(Recorded data)
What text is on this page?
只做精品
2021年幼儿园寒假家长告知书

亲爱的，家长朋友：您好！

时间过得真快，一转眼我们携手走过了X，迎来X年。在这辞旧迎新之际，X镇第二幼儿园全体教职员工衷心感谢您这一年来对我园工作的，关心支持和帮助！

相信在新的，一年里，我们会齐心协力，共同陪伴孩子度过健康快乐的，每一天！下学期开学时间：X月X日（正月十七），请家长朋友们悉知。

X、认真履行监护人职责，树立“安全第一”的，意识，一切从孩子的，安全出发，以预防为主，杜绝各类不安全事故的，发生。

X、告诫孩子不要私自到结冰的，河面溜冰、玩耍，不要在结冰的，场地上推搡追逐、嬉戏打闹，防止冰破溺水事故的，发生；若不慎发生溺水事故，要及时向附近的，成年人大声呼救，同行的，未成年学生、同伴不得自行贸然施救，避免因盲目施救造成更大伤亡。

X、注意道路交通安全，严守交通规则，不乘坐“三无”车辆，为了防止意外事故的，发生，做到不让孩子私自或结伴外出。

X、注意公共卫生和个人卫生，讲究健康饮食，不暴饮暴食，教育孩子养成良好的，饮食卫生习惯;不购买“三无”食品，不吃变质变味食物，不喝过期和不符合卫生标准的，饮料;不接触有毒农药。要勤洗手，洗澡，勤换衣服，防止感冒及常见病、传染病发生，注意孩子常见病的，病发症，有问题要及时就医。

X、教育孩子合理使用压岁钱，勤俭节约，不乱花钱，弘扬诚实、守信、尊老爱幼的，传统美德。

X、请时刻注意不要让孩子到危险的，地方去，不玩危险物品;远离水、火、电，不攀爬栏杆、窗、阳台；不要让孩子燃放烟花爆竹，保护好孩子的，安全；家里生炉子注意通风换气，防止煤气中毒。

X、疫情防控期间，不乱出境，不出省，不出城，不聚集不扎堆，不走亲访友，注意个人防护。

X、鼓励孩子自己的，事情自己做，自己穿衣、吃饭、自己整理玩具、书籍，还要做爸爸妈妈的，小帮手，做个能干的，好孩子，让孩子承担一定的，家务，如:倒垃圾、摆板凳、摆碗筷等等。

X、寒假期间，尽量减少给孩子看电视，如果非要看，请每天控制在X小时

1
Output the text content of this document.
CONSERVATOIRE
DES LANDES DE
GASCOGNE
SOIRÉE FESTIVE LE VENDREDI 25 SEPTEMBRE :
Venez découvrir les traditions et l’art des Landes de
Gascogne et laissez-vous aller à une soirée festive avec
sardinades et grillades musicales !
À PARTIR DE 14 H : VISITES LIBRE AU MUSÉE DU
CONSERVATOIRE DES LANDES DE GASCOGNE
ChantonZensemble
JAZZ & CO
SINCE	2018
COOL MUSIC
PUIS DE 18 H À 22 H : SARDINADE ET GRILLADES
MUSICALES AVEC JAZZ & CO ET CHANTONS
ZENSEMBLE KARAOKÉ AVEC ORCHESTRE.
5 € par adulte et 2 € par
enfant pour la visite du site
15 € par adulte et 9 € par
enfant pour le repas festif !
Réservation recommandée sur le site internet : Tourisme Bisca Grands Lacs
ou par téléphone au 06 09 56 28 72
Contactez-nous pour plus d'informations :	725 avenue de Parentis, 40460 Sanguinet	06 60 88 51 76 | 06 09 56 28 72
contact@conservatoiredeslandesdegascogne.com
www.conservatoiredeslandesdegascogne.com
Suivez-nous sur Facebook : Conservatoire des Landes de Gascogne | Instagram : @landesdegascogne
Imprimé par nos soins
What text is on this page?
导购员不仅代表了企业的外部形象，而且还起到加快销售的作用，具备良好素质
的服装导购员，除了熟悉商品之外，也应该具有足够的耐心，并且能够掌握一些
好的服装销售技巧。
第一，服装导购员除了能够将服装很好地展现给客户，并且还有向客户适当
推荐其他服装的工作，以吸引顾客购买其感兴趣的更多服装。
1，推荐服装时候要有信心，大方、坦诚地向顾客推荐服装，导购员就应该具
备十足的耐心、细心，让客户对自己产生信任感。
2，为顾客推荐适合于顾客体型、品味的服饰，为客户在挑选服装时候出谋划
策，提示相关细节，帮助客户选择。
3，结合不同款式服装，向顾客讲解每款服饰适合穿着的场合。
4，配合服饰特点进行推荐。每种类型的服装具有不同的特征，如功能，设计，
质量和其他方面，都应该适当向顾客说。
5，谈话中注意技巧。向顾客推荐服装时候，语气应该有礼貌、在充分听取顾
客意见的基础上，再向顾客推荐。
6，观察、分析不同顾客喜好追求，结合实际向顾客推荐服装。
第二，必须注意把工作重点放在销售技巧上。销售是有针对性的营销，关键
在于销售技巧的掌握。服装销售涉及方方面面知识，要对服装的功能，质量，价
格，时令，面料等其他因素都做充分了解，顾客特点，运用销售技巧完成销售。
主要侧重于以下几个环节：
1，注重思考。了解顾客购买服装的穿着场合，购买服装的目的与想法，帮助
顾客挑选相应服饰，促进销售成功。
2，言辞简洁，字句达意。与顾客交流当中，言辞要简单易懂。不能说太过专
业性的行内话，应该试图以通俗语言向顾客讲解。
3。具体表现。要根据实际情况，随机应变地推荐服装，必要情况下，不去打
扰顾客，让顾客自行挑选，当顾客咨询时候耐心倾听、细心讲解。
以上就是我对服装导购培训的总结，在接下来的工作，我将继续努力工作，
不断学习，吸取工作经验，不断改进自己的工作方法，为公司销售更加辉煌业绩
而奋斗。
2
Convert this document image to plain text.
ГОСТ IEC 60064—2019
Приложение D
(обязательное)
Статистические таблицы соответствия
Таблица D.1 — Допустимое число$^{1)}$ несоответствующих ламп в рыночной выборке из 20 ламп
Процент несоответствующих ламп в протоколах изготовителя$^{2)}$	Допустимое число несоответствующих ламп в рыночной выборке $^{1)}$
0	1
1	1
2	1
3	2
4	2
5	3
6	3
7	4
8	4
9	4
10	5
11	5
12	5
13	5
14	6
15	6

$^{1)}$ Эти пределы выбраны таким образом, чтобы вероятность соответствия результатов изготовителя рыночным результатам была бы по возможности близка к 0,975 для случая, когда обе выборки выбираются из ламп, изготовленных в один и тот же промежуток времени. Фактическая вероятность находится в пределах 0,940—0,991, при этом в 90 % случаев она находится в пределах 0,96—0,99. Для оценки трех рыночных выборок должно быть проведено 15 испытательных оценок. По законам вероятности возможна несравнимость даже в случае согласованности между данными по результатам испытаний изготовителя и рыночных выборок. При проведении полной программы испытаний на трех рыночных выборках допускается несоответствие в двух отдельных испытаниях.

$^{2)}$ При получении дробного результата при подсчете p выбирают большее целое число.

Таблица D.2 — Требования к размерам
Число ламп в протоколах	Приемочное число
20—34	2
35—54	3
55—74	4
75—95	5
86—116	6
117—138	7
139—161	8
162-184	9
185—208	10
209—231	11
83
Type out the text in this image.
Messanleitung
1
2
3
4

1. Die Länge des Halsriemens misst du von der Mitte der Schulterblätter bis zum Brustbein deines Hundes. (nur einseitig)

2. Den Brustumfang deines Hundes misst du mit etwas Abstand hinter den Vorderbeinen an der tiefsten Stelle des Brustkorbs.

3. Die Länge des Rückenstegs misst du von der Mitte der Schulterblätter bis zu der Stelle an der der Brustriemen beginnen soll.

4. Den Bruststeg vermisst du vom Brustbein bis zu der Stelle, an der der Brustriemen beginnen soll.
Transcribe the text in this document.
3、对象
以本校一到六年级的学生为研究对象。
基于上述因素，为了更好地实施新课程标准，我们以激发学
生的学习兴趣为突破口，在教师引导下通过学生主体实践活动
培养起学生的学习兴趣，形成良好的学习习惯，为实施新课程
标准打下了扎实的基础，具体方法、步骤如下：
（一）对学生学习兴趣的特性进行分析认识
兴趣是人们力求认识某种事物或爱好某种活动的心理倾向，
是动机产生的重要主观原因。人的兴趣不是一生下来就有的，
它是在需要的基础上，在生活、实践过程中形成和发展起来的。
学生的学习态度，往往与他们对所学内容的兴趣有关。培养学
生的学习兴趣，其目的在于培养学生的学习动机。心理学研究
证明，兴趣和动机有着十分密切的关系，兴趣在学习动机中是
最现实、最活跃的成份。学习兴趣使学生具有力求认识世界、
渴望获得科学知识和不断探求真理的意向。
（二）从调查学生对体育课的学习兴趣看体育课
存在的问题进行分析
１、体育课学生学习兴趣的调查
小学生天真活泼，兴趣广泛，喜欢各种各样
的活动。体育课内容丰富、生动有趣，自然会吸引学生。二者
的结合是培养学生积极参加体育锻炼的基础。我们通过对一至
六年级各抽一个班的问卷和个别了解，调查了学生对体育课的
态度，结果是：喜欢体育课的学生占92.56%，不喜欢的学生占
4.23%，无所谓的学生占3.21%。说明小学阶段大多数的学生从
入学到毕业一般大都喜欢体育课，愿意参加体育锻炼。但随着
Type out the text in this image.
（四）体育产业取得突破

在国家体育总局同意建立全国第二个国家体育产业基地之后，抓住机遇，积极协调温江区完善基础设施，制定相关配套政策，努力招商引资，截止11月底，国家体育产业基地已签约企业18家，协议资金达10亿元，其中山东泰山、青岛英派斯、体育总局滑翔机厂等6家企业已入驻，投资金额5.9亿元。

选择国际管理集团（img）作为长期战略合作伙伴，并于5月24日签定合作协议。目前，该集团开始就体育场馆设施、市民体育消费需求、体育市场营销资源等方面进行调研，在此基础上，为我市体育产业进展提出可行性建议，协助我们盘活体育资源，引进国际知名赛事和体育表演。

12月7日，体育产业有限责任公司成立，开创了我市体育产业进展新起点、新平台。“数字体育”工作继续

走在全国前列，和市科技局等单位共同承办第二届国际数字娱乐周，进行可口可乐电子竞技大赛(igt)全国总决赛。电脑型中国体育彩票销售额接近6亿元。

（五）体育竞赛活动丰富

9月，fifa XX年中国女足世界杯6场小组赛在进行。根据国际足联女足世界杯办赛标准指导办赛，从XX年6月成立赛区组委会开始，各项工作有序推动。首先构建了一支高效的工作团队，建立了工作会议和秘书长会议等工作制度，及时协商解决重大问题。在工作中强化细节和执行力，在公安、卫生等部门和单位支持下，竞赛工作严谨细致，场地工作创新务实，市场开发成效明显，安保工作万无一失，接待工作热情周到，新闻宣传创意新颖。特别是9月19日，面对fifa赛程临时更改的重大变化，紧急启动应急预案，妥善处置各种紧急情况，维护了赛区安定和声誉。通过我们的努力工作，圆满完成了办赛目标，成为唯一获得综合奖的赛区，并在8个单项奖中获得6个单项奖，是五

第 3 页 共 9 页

» Problem requirements
Only the number is wanted: how many lines contain the string "Länge"?

» Task result
2